> **Exercise materials**
+++

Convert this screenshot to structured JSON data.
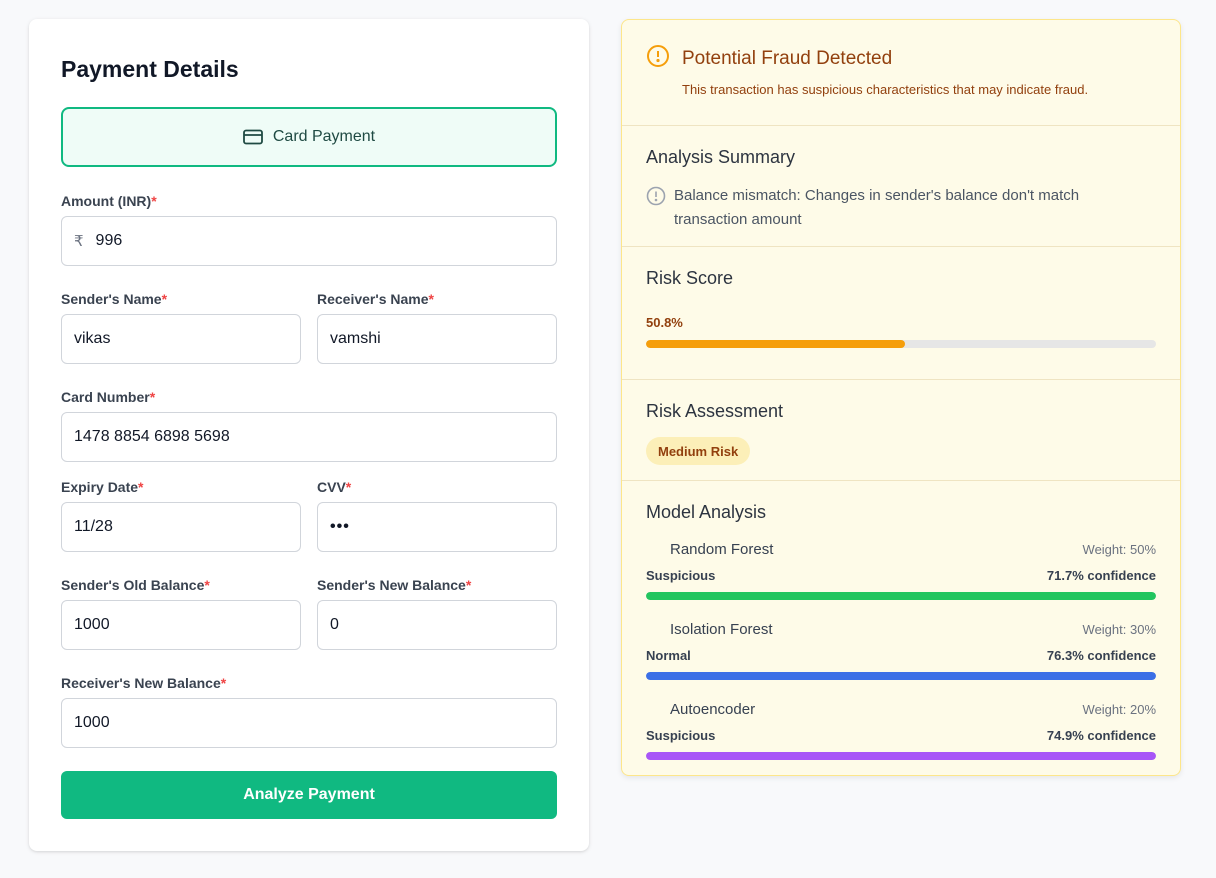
{
  "form": {
    "title": "Payment Details",
    "method_label": "Card Payment",
    "required_mark": "*",
    "fields": {
      "amount": {
        "label": "Amount (INR)",
        "prefix": "₹",
        "value": "996"
      },
      "sender_name": {
        "label": "Sender's Name",
        "value": "vikas"
      },
      "receiver_name": {
        "label": "Receiver's Name",
        "value": "vamshi"
      },
      "card_number": {
        "label": "Card Number",
        "value": "1478 8854 6898 5698"
      },
      "expiry": {
        "label": "Expiry Date",
        "value": "11/28"
      },
      "cvv": {
        "label": "CVV",
        "value": "•••"
      },
      "sender_old_balance": {
        "label": "Sender's Old Balance",
        "value": "1000"
      },
      "sender_new_balance": {
        "label": "Sender's New Balance",
        "value": "0"
      },
      "receiver_new_balance": {
        "label": "Receiver's New Balance",
        "value": "1000"
      }
    },
    "submit_label": "Analyze Payment"
  },
  "result": {
    "alert": {
      "title": "Potential Fraud Detected",
      "description": "This transaction has suspicious characteristics that may indicate fraud."
    },
    "summary": {
      "title": "Analysis Summary",
      "items": [
        "Balance mismatch: Changes in sender's balance don't match transaction amount"
      ]
    },
    "risk_score": {
      "title": "Risk Score",
      "value_text": "50.8%",
      "value": 50.8
    },
    "risk_assessment": {
      "title": "Risk Assessment",
      "badge": "Medium Risk"
    },
    "models": {
      "title": "Model Analysis",
      "items": [
        {
          "name": "Random Forest",
          "weight": "Weight: 50%",
          "verdict": "Suspicious",
          "confidence": "71.7% confidence",
          "color": "#22c55e"
        },
        {
          "name": "Isolation Forest",
          "weight": "Weight: 30%",
          "verdict": "Normal",
          "confidence": "76.3% confidence",
          "color": "#3b6fe6"
        },
        {
          "name": "Autoencoder",
          "weight": "Weight: 20%",
          "verdict": "Suspicious",
          "confidence": "74.9% confidence",
          "color": "#a855f7"
        }
      ]
    }
  },
  "colors": {
    "accent": "#10b981",
    "warning": "#92400e",
    "risk_bar": "#f59e0b"
  },
  "icons": {
    "method": "credit-card-icon",
    "alert": "alert-circle-icon",
    "summary": "info-circle-icon"
  }
}
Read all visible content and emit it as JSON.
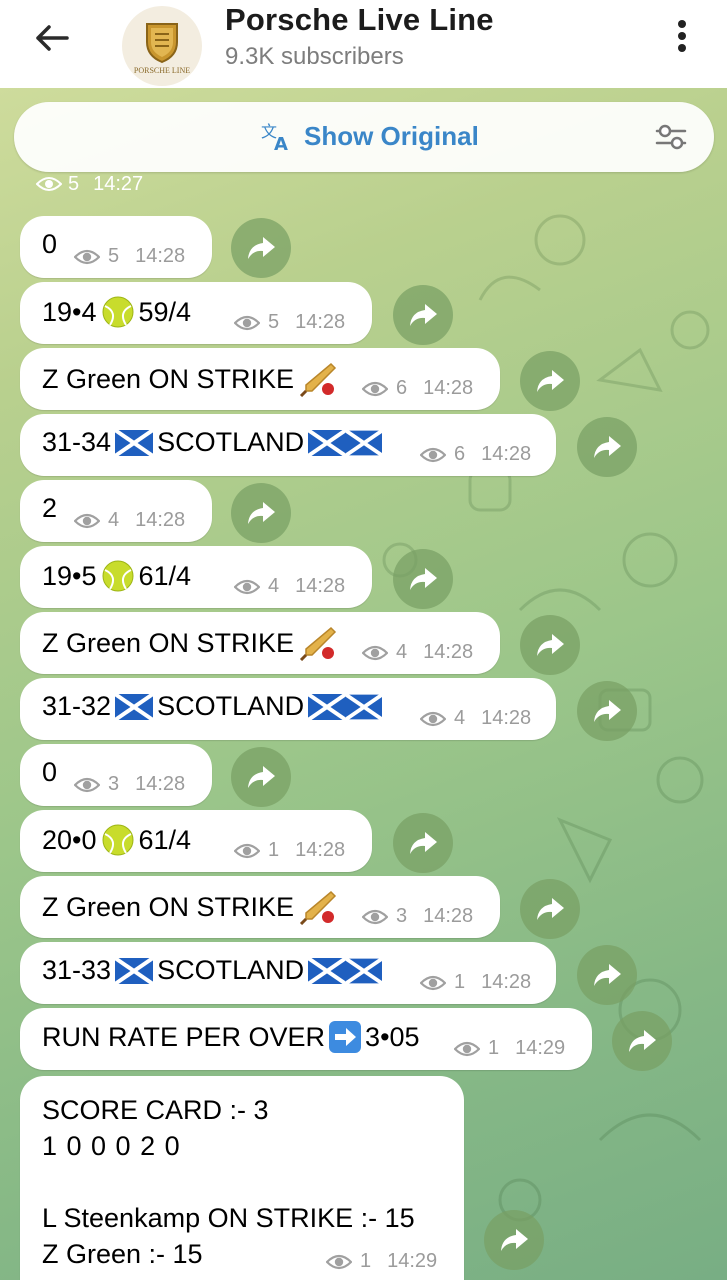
{
  "channel": {
    "name": "Porsche Live Line",
    "subscribers": "9.3K subscribers",
    "avatar_caption": "PORSCHE LINE"
  },
  "translate_bar": {
    "label": "Show Original"
  },
  "top_partial": {
    "views": "5",
    "time": "14:27"
  },
  "messages": [
    {
      "text": "0",
      "views": "5",
      "time": "14:28"
    },
    {
      "text_a": "19•4",
      "emoji": "tennis-ball",
      "text_b": "59/4",
      "views": "5",
      "time": "14:28"
    },
    {
      "text": "Z Green ON STRIKE",
      "emoji": "cricket-bat",
      "views": "6",
      "time": "14:28"
    },
    {
      "text_a": "31-34",
      "emoji": "scotland-flag",
      "text_b": "SCOTLAND",
      "views": "6",
      "time": "14:28"
    },
    {
      "text": "2",
      "views": "4",
      "time": "14:28"
    },
    {
      "text_a": "19•5",
      "emoji": "tennis-ball",
      "text_b": "61/4",
      "views": "4",
      "time": "14:28"
    },
    {
      "text": "Z Green ON STRIKE",
      "emoji": "cricket-bat",
      "views": "4",
      "time": "14:28"
    },
    {
      "text_a": "31-32",
      "emoji": "scotland-flag",
      "text_b": "SCOTLAND",
      "views": "4",
      "time": "14:28"
    },
    {
      "text": "0",
      "views": "3",
      "time": "14:28"
    },
    {
      "text_a": "20•0",
      "emoji": "tennis-ball",
      "text_b": "61/4",
      "views": "1",
      "time": "14:28"
    },
    {
      "text": "Z Green ON STRIKE",
      "emoji": "cricket-bat",
      "views": "3",
      "time": "14:28"
    },
    {
      "text_a": "31-33",
      "emoji": "scotland-flag",
      "text_b": "SCOTLAND",
      "views": "1",
      "time": "14:28"
    },
    {
      "text_a": "RUN RATE PER OVER",
      "emoji": "right-arrow",
      "text_b": "3•05",
      "views": "1",
      "time": "14:29"
    },
    {
      "line1": "SCORE CARD :- 3",
      "line2": "1 0 0 0 2 0",
      "line3": "",
      "line4": "L Steenkamp ON STRIKE :- 15",
      "line5": "Z Green :- 15",
      "views": "1",
      "time": "14:29"
    }
  ],
  "colors": {
    "accent": "#3a86c8",
    "bubble": "#ffffff",
    "meta": "#9b9b9b",
    "share": "#78a064"
  }
}
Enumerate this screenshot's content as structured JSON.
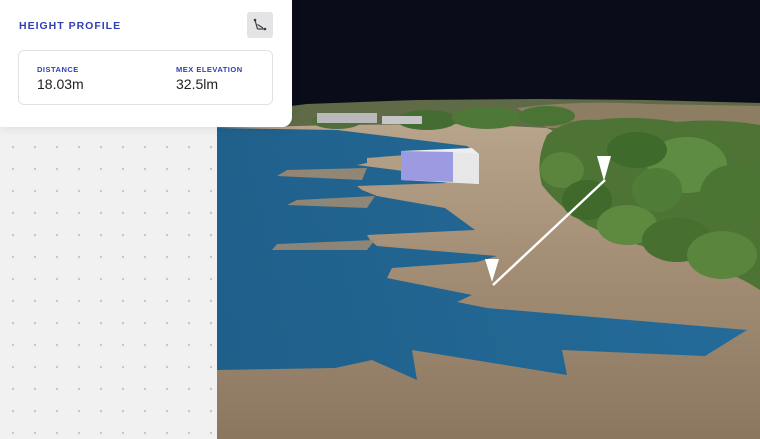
{
  "height_profile": {
    "title": "HEIGHT PROFILE",
    "tool_icon": "measure-profile-icon",
    "distance": {
      "label": "DISTANCE",
      "value": "18.03m"
    },
    "elevation": {
      "label": "MEX ELEVATION",
      "value": "32.5lm"
    }
  },
  "scene": {
    "water_color": "#1d6596",
    "ground_color": "#a18c73",
    "sky_color": "#0b0c1a",
    "vegetation_color": "#4f7a35",
    "building_color": "#9c9ae0",
    "measure_line_color": "#ffffff"
  }
}
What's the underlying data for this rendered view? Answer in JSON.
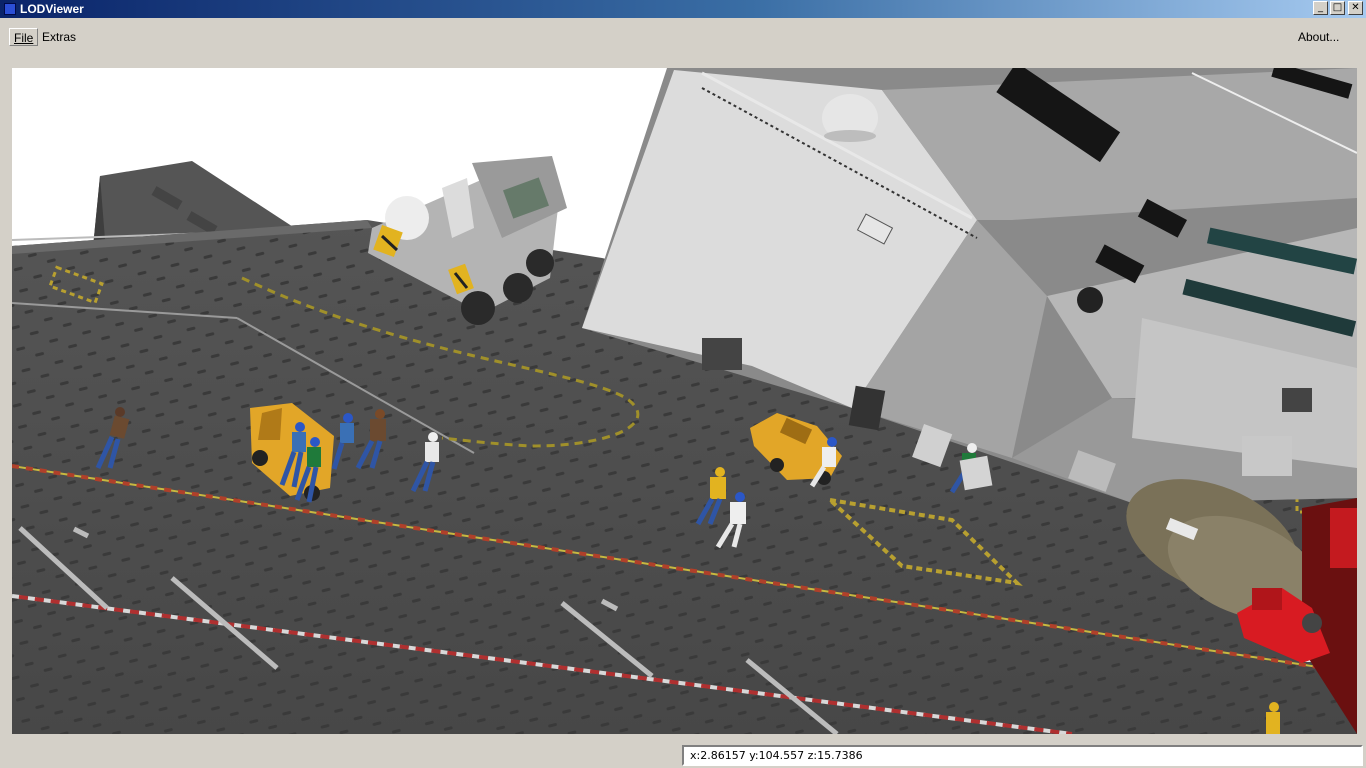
{
  "window": {
    "title": "LODViewer"
  },
  "window_controls": {
    "minimize": "_",
    "maximize": "□",
    "close": "✕"
  },
  "menu": {
    "file": "File",
    "extras": "Extras",
    "about": "About..."
  },
  "status": {
    "coordinates": "x:2.86157 y:104.557 z:15.7386"
  },
  "colors": {
    "titlebar_start": "#0a246a",
    "titlebar_end": "#a6caf0",
    "deck": "#4d4d4d",
    "tug": "#e2a628",
    "fire_truck": "#d81b22"
  }
}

+++

> **Work to complete**
Each entry should be repeated exactly as it appears; the pictures stay out.

> **Result for this exercise**
Convert this screenshot to structured JSON data.
{
  "form": {
    "title": "Payment Details",
    "method_label": "Card Payment",
    "required_mark": "*",
    "fields": {
      "amount": {
        "label": "Amount (INR)",
        "prefix": "₹",
        "value": "996"
      },
      "sender_name": {
        "label": "Sender's Name",
        "value": "vikas"
      },
      "receiver_name": {
        "label": "Receiver's Name",
        "value": "vamshi"
      },
      "card_number": {
        "label": "Card Number",
        "value": "1478 8854 6898 5698"
      },
      "expiry": {
        "label": "Expiry Date",
        "value": "11/28"
      },
      "cvv": {
        "label": "CVV",
        "value": "•••"
      },
      "sender_old_balance": {
        "label": "Sender's Old Balance",
        "value": "1000"
      },
      "sender_new_balance": {
        "label": "Sender's New Balance",
        "value": "0"
      },
      "receiver_new_balance": {
        "label": "Receiver's New Balance",
        "value": "1000"
      }
    },
    "submit_label": "Analyze Payment"
  },
  "result": {
    "alert": {
      "title": "Potential Fraud Detected",
      "description": "This transaction has suspicious characteristics that may indicate fraud."
    },
    "summary": {
      "title": "Analysis Summary",
      "items": [
        "Balance mismatch: Changes in sender's balance don't match transaction amount"
      ]
    },
    "risk_score": {
      "title": "Risk Score",
      "value_text": "50.8%",
      "value": 50.8
    },
    "risk_assessment": {
      "title": "Risk Assessment",
      "badge": "Medium Risk"
    },
    "models": {
      "title": "Model Analysis",
      "items": [
        {
          "name": "Random Forest",
          "weight": "Weight: 50%",
          "verdict": "Suspicious",
          "confidence": "71.7% confidence",
          "color": "#22c55e"
        },
        {
          "name": "Isolation Forest",
          "weight": "Weight: 30%",
          "verdict": "Normal",
          "confidence": "76.3% confidence",
          "color": "#3b6fe6"
        },
        {
          "name": "Autoencoder",
          "weight": "Weight: 20%",
          "verdict": "Suspicious",
          "confidence": "74.9% confidence",
          "color": "#a855f7"
        }
      ]
    }
  },
  "colors": {
    "accent": "#10b981",
    "warning": "#92400e",
    "risk_bar": "#f59e0b"
  },
  "icons": {
    "method": "credit-card-icon",
    "alert": "alert-circle-icon",
    "summary": "info-circle-icon"
  }
}
Read all visible content and emit it as JSON.
{
  "channel": {
    "name": "Porsche Live Line",
    "subscribers": "9.3K subscribers",
    "avatar_caption": "PORSCHE LINE"
  },
  "translate_bar": {
    "label": "Show Original"
  },
  "top_partial": {
    "views": "5",
    "time": "14:27"
  },
  "messages": [
    {
      "text": "0",
      "views": "5",
      "time": "14:28"
    },
    {
      "text_a": "19•4",
      "emoji": "tennis-ball",
      "text_b": "59/4",
      "views": "5",
      "time": "14:28"
    },
    {
      "text": "Z Green ON STRIKE",
      "emoji": "cricket-bat",
      "views": "6",
      "time": "14:28"
    },
    {
      "text_a": "31-34",
      "emoji": "scotland-flag",
      "text_b": "SCOTLAND",
      "views": "6",
      "time": "14:28"
    },
    {
      "text": "2",
      "views": "4",
      "time": "14:28"
    },
    {
      "text_a": "19•5",
      "emoji": "tennis-ball",
      "text_b": "61/4",
      "views": "4",
      "time": "14:28"
    },
    {
      "text": "Z Green ON STRIKE",
      "emoji": "cricket-bat",
      "views": "4",
      "time": "14:28"
    },
    {
      "text_a": "31-32",
      "emoji": "scotland-flag",
      "text_b": "SCOTLAND",
      "views": "4",
      "time": "14:28"
    },
    {
      "text": "0",
      "views": "3",
      "time": "14:28"
    },
    {
      "text_a": "20•0",
      "emoji": "tennis-ball",
      "text_b": "61/4",
      "views": "1",
      "time": "14:28"
    },
    {
      "text": "Z Green ON STRIKE",
      "emoji": "cricket-bat",
      "views": "3",
      "time": "14:28"
    },
    {
      "text_a": "31-33",
      "emoji": "scotland-flag",
      "text_b": "SCOTLAND",
      "views": "1",
      "time": "14:28"
    },
    {
      "text_a": "RUN RATE PER OVER",
      "emoji": "right-arrow",
      "text_b": "3•05",
      "views": "1",
      "time": "14:29"
    },
    {
      "line1": "SCORE CARD :- 3",
      "line2": "1 0 0 0 2 0",
      "line3": "",
      "line4": "L Steenkamp ON STRIKE :- 15",
      "line5": "Z Green :- 15",
      "views": "1",
      "time": "14:29"
    }
  ],
  "colors": {
    "accent": "#3a86c8",
    "bubble": "#ffffff",
    "meta": "#9b9b9b",
    "share": "#78a064"
  }
}
Enumerate this screenshot's content as structured JSON.
{
  "height_profile": {
    "title": "HEIGHT PROFILE",
    "tool_icon": "measure-profile-icon",
    "distance": {
      "label": "DISTANCE",
      "value": "18.03m"
    },
    "elevation": {
      "label": "MEX ELEVATION",
      "value": "32.5lm"
    }
  },
  "scene": {
    "water_color": "#1d6596",
    "ground_color": "#a18c73",
    "sky_color": "#0b0c1a",
    "vegetation_color": "#4f7a35",
    "building_color": "#9c9ae0",
    "measure_line_color": "#ffffff"
  }
}
What's the underlying data for this rendered view? Answer in JSON.
{
  "window": {
    "title": "LODViewer"
  },
  "window_controls": {
    "minimize": "_",
    "maximize": "□",
    "close": "✕"
  },
  "menu": {
    "file": "File",
    "extras": "Extras",
    "about": "About..."
  },
  "status": {
    "coordinates": "x:2.86157 y:104.557 z:15.7386"
  },
  "colors": {
    "titlebar_start": "#0a246a",
    "titlebar_end": "#a6caf0",
    "deck": "#4d4d4d",
    "tug": "#e2a628",
    "fire_truck": "#d81b22"
  }
}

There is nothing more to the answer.